> [What you will do]
1) Print everything from "by Anya Jaremko-Greenwold" down to "nostalgia? (Hint: Nothing)." in the write-up on "The NeverEnding Story".
2) According to the write-up on "The NeverEnding Story," what does Bastian steal from the desk of the bookstore owner?
3) Continue the write-up on "The NeverEnding Story" from the point where it stops.

> [Extract provided]
Netflix & Chill: 420 Edition – ‘The NeverEnding Story’

by Anya Jaremko-Greenwold

Wolfgang Peterson’s “The NeverEnding Story” (1984) is one of those campy, scary, wildly imaginative films that most kids growing up in the ’90s took fanatical pleasure in watching at sleepovers. And what’s better than a combo of weed and good old-fashioned nostalgia? (Hint: Nothing).

It begins with a kid named Bastian whose mother has died, and whose unsympathetic father instructs him to stop brooding and get on with his life. Bastian is a shrimp of a boy, one who gets stuffed into trashcans by his peers, so of course he reads books – and after stumbling into a dusty city bookstore, he steals a very special novel from the desk of the grumpy store owner. Surprise: It’s called “The NeverEnding Story.”

Document understanding data
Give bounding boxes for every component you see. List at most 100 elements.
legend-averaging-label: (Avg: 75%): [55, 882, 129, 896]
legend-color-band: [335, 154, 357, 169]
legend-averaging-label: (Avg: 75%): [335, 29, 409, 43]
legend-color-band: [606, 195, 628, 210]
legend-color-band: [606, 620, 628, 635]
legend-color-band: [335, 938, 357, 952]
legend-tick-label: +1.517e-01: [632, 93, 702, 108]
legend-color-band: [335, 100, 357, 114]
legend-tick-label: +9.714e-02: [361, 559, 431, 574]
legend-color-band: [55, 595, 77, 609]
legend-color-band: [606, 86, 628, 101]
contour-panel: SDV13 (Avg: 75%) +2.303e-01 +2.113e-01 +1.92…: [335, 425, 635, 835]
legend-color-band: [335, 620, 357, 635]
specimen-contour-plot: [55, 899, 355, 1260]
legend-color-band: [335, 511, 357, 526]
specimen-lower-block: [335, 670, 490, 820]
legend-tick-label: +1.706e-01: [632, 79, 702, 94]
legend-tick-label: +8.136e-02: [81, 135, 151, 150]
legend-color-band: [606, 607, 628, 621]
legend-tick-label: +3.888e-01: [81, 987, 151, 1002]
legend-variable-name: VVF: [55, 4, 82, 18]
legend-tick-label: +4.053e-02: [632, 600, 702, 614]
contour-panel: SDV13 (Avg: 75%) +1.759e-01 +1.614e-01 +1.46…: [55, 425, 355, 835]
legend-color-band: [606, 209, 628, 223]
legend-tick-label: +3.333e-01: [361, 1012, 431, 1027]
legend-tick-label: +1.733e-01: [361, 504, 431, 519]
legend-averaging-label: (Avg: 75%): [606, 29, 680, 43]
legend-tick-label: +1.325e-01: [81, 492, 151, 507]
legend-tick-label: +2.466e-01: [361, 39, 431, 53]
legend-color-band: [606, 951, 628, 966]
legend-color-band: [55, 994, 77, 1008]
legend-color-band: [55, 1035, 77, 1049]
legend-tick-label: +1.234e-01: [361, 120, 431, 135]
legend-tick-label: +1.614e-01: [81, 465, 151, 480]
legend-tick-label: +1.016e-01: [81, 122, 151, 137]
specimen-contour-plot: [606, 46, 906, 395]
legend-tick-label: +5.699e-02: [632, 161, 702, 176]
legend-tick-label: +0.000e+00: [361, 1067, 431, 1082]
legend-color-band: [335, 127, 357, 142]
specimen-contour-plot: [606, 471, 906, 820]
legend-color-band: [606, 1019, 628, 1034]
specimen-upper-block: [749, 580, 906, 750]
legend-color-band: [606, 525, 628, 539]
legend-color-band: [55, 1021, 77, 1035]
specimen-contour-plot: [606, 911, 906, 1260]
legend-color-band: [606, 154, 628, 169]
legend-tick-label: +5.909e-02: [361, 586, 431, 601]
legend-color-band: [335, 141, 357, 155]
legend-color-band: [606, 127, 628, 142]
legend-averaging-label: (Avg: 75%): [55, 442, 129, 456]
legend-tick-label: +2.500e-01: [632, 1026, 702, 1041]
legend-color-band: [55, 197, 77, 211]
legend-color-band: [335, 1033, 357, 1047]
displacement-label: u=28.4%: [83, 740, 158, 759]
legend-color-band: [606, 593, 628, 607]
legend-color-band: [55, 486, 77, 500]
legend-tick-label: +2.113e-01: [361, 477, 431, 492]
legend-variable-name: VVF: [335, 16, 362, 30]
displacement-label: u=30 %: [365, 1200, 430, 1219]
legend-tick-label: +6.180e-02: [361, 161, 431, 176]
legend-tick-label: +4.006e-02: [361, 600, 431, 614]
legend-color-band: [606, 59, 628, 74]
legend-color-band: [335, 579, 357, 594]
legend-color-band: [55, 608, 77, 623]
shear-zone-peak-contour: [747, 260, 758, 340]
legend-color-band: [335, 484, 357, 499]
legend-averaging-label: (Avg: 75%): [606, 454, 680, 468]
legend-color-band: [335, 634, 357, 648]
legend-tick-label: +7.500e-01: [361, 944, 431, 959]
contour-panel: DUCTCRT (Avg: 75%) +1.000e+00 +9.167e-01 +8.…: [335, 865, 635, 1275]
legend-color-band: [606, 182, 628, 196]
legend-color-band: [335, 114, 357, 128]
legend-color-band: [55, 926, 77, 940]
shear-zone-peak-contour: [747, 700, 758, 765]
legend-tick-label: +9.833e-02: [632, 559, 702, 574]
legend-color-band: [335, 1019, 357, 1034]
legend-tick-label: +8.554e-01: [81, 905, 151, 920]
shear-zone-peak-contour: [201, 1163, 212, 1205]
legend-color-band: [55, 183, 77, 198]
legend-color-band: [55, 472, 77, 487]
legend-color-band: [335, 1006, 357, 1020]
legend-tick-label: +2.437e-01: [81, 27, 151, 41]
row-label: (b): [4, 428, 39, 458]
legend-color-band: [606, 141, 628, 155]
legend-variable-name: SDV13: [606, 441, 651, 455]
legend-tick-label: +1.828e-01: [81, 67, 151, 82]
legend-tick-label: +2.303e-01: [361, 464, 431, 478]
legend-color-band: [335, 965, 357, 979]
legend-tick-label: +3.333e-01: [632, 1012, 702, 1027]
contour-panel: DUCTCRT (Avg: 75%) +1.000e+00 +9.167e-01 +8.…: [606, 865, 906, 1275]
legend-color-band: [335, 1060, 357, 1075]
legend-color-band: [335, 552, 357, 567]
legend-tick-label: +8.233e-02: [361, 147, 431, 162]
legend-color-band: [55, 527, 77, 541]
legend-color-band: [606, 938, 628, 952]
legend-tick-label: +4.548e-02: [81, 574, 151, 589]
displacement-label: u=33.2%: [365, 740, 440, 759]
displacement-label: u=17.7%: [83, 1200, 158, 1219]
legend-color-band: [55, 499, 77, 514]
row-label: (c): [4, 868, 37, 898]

> [Task-by-task answers]
1)
by Anya Jaremko-Greenwold

Wolfgang Peterson’s “The NeverEnding Story” (1984) is one of those campy, scary, wildly imaginative films that most kids growing up in the ’90s took fanatical pleasure in watching at sleepovers. And what’s better than a combo of weed and good old-fashioned nostalgia? (Hint: Nothing).

2) He steals a very special novel called "The NeverEnding Story."

3)
Bastian skips a math test to curl up with his plunder in the school’s attic (do most schools have attics?) The whole thing is a testament to the power of reading, to a book’s ability to drag a person away from their crappier, duller existence (though eventually Bastian is sucked straight into the book’s increasingly volatile world). The enemy in the story’s fantasy realm is a vague entity known as “The Nothing,” whose presence is sweeping over the fictional land of Fantasia. I always appreciated this metaphorical “emptiness” foe, perhaps the scariest prospect of all; the Nothing encapsulates the destruction of imagination, of childhood awe, and mourns a quickly modernizing society in which kids are less inclined to read “Treasure Island” and more apt to play video games.

Slowly, the novel manifests Bastian’s own hopes and fears. His fictional alter-ego is a child-warrior named Atreyu, a hero who is supposed to stop The Nothing – but who ultimately fails, leaving the fate of Fantasia in Bastian’s hands. He must decide whether or not to put stock in his own imagination, something his father has sternly warned him against.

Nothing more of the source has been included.